Aim of the exercise: Reproduce the records that follow in full, excluding any picture they contain.

## start Information given

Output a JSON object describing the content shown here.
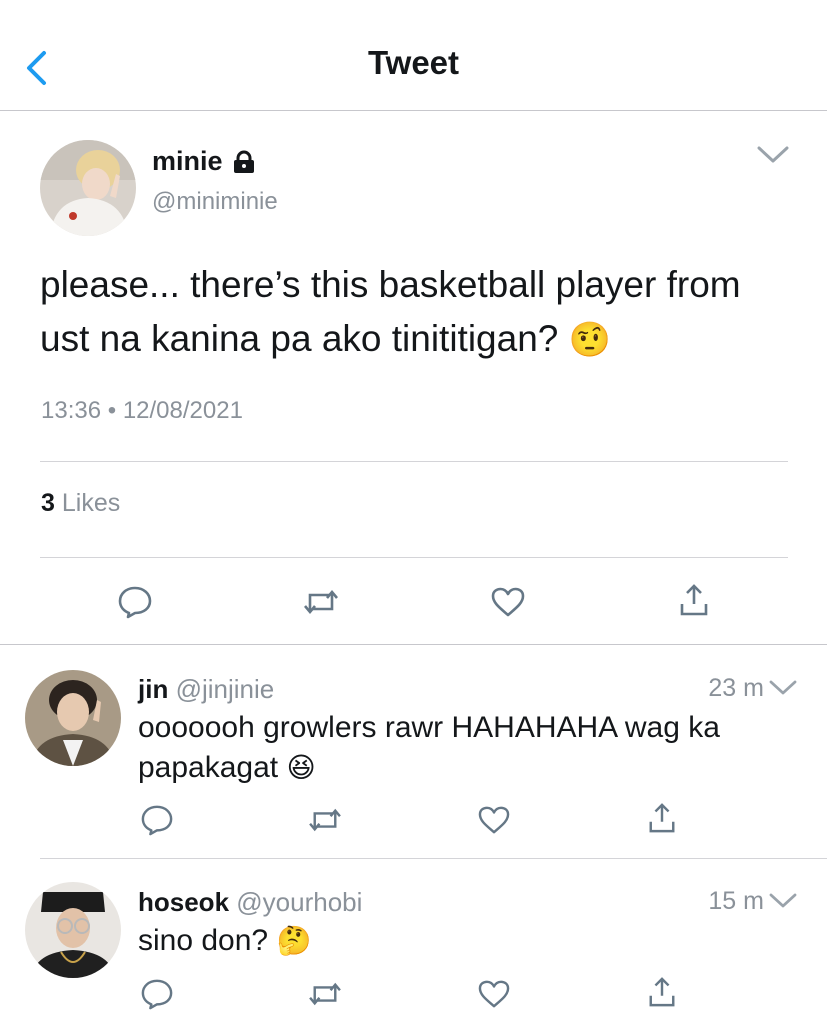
{
  "header": {
    "title": "Tweet",
    "back_icon": "chevron-left-icon"
  },
  "tweet": {
    "name": "minie",
    "handle": "@miniminie",
    "locked_icon": "lock-icon",
    "text": "please... there’s this basketball player from ust na kanina pa ako tinititigan?",
    "emoji": "🤨",
    "time": "13:36",
    "dot": "•",
    "date": "12/08/2021",
    "likes_count": "3",
    "likes_label": "Likes"
  },
  "replies": [
    {
      "name": "jin",
      "handle": "@jinjinie",
      "time": "23 m",
      "text_line1": "ooooooh growlers rawr HAHAHAHA wag ka",
      "text_line2": "papakagat",
      "emoji": "😆"
    },
    {
      "name": "hoseok",
      "handle": "@yourhobi",
      "time": "15 m",
      "text_line1": "sino don?",
      "emoji": "🤔"
    }
  ],
  "actions": [
    "reply-icon",
    "retweet-icon",
    "like-icon",
    "share-icon"
  ],
  "colors": {
    "accent": "#1d9bf0",
    "text": "#14171a",
    "secondary": "#8a9199",
    "icon": "#657786"
  }
}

## end Information given

Result of this task:
Output a JSON object describing the content shown here.
{
  "header": {
    "title": "Tweet",
    "back_icon": "chevron-left-icon"
  },
  "tweet": {
    "name": "minie",
    "handle": "@miniminie",
    "locked_icon": "lock-icon",
    "text": "please... there’s this basketball player from ust na kanina pa ako tinititigan?",
    "emoji": "🤨",
    "time": "13:36",
    "dot": "•",
    "date": "12/08/2021",
    "likes_count": "3",
    "likes_label": "Likes"
  },
  "replies": [
    {
      "name": "jin",
      "handle": "@jinjinie",
      "time": "23 m",
      "text_line1": "ooooooh growlers rawr HAHAHAHA wag ka",
      "text_line2": "papakagat",
      "emoji": "😆"
    },
    {
      "name": "hoseok",
      "handle": "@yourhobi",
      "time": "15 m",
      "text_line1": "sino don?",
      "emoji": "🤔"
    }
  ],
  "actions": [
    "reply-icon",
    "retweet-icon",
    "like-icon",
    "share-icon"
  ],
  "colors": {
    "accent": "#1d9bf0",
    "text": "#14171a",
    "secondary": "#8a9199",
    "icon": "#657786"
  }
}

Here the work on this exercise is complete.